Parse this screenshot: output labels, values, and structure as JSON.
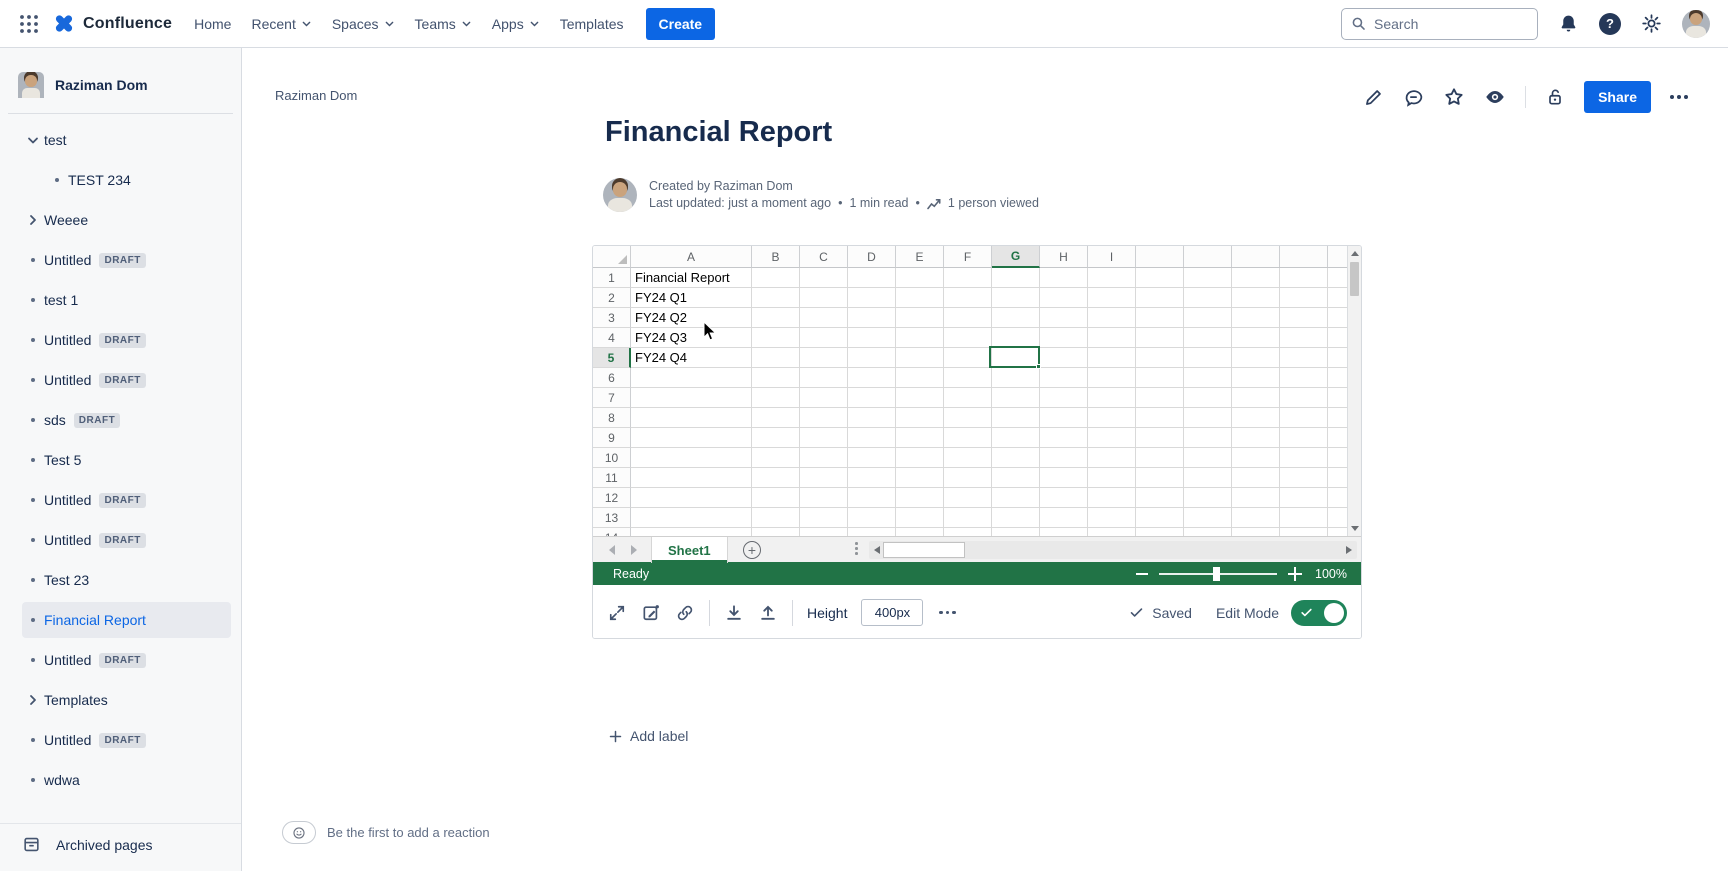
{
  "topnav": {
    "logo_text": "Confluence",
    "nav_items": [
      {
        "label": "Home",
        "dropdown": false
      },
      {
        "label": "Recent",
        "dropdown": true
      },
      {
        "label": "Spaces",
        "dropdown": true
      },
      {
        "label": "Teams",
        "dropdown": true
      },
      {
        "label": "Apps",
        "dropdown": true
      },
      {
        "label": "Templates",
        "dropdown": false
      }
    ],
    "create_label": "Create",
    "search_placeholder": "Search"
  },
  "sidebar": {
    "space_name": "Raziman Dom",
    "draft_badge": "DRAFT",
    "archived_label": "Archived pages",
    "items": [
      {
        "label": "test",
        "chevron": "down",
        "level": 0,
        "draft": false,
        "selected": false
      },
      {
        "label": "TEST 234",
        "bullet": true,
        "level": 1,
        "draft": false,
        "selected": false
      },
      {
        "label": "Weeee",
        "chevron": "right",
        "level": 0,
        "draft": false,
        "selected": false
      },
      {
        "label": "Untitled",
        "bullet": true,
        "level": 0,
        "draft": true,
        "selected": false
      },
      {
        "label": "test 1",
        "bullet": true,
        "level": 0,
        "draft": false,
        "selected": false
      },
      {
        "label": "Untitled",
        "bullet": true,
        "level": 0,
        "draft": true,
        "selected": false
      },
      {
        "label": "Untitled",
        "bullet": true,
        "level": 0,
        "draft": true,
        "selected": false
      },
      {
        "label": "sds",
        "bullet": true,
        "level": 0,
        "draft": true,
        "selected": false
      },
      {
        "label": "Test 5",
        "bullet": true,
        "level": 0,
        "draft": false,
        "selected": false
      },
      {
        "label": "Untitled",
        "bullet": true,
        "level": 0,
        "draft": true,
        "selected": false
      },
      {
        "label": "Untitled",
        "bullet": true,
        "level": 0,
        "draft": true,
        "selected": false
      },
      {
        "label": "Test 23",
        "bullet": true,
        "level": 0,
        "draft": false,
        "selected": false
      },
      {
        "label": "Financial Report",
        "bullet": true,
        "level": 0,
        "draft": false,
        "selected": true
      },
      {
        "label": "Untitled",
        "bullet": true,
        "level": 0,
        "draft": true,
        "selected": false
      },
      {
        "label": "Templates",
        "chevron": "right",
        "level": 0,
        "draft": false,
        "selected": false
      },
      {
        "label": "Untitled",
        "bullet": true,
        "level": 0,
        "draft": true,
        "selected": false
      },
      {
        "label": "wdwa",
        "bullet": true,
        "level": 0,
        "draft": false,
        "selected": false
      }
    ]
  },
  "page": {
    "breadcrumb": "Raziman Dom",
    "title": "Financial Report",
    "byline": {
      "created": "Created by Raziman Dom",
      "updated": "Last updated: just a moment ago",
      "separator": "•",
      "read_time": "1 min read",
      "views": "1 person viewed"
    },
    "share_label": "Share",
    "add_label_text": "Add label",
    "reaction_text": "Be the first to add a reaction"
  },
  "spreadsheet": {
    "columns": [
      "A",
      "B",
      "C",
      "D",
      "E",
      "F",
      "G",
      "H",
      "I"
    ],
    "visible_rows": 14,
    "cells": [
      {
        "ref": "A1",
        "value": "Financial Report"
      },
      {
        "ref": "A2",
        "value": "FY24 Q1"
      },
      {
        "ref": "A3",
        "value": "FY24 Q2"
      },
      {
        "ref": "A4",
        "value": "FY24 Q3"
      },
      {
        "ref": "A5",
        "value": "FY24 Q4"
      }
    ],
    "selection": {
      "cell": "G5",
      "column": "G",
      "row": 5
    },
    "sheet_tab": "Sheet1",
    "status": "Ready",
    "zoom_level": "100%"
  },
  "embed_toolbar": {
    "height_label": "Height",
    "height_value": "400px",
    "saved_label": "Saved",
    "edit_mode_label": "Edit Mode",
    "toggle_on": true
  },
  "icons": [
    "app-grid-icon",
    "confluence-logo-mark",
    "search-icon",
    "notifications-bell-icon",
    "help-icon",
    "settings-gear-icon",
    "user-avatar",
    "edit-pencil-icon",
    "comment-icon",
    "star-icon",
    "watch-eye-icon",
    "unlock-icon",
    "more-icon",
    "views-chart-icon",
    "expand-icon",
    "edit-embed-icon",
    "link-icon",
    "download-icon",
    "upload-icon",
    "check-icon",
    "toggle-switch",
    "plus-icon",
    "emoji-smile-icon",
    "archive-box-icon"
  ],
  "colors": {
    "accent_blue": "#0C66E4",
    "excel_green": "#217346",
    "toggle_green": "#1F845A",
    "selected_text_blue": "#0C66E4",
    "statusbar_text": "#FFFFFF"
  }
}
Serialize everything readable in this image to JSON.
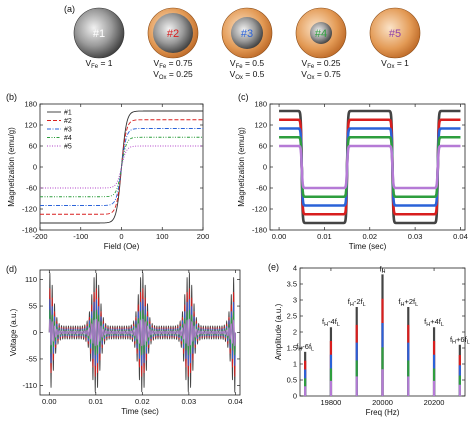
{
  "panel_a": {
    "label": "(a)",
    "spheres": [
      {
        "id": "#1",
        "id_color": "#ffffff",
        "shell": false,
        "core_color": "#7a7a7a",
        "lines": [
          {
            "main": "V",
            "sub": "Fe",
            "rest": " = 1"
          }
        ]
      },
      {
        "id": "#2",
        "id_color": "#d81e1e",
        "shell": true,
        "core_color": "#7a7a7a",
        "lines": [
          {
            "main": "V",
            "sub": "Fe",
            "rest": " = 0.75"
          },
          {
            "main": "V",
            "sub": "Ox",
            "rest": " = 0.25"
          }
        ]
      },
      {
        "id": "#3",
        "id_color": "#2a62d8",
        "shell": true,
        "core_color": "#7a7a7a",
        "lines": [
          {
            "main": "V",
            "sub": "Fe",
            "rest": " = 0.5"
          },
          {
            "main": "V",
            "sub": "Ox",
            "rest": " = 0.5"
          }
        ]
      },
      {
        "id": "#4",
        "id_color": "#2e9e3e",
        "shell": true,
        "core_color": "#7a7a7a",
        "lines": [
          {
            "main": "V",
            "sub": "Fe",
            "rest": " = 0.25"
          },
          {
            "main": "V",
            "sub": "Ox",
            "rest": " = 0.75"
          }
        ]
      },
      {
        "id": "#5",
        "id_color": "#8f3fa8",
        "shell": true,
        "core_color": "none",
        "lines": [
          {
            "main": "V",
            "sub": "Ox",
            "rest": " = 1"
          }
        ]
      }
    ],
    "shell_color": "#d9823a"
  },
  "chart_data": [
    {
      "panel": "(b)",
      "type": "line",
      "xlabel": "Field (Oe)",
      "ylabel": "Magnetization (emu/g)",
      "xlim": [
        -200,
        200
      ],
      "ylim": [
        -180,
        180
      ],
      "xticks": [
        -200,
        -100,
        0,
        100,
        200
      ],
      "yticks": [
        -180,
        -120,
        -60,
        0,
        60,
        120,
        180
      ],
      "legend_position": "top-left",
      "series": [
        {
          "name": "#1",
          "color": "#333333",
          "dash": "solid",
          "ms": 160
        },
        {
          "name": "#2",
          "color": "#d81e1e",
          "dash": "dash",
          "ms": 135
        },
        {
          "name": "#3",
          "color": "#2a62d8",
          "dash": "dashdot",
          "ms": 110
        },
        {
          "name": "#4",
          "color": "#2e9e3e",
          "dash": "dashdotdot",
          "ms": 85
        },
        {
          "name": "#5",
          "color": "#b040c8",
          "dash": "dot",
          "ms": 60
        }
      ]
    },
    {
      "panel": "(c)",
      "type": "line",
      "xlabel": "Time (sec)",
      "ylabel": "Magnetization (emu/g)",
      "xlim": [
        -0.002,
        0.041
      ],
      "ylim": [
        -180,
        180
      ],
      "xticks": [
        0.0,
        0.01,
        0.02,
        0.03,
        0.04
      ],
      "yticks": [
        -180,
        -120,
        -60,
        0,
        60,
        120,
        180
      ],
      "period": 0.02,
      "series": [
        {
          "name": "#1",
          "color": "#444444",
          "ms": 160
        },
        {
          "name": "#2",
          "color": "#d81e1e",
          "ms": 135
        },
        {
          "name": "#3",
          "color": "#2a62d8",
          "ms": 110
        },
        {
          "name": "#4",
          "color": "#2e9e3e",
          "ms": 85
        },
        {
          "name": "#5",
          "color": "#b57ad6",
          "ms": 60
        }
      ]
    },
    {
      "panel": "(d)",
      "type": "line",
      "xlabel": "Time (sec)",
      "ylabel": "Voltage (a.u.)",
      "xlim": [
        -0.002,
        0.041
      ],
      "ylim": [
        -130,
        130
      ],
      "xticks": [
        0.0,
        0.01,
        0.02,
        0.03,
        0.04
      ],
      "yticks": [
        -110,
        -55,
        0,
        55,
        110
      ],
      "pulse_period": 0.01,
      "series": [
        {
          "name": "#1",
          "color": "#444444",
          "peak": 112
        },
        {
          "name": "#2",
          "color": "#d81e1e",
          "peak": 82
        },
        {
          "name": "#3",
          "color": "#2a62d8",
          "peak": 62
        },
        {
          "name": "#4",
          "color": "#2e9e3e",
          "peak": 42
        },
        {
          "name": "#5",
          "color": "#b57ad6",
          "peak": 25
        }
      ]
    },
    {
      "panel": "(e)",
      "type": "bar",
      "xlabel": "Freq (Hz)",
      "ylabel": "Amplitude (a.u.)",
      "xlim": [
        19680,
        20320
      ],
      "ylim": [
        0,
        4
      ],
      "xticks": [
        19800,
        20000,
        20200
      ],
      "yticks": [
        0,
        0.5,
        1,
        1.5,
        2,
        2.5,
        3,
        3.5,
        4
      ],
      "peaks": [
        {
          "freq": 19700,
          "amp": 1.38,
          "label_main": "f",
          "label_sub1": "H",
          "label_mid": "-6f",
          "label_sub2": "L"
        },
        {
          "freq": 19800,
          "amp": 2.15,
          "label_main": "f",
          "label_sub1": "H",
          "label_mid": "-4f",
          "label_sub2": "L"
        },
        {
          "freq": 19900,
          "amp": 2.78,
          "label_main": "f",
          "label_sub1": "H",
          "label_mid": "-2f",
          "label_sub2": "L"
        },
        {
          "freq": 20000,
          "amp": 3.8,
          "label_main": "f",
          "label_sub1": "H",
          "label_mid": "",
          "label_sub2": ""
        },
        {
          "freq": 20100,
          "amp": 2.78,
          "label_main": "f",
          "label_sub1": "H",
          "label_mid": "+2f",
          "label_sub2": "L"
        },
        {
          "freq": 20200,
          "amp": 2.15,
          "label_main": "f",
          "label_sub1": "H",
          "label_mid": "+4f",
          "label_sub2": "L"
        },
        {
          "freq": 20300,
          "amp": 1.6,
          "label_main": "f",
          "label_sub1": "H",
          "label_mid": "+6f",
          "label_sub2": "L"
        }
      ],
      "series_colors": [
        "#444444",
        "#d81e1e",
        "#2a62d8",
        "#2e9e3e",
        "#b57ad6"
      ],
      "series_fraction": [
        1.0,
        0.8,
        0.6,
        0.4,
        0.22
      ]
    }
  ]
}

* * * * * * *

◆ Stated goal ◆
Filter the listing for the word "this" and copy every line that holds it.

◆ Answer to the exercise ◆
Parse this screenshot: output labels, values, and structure as JSON.
Serialize everything readable in this image to JSON.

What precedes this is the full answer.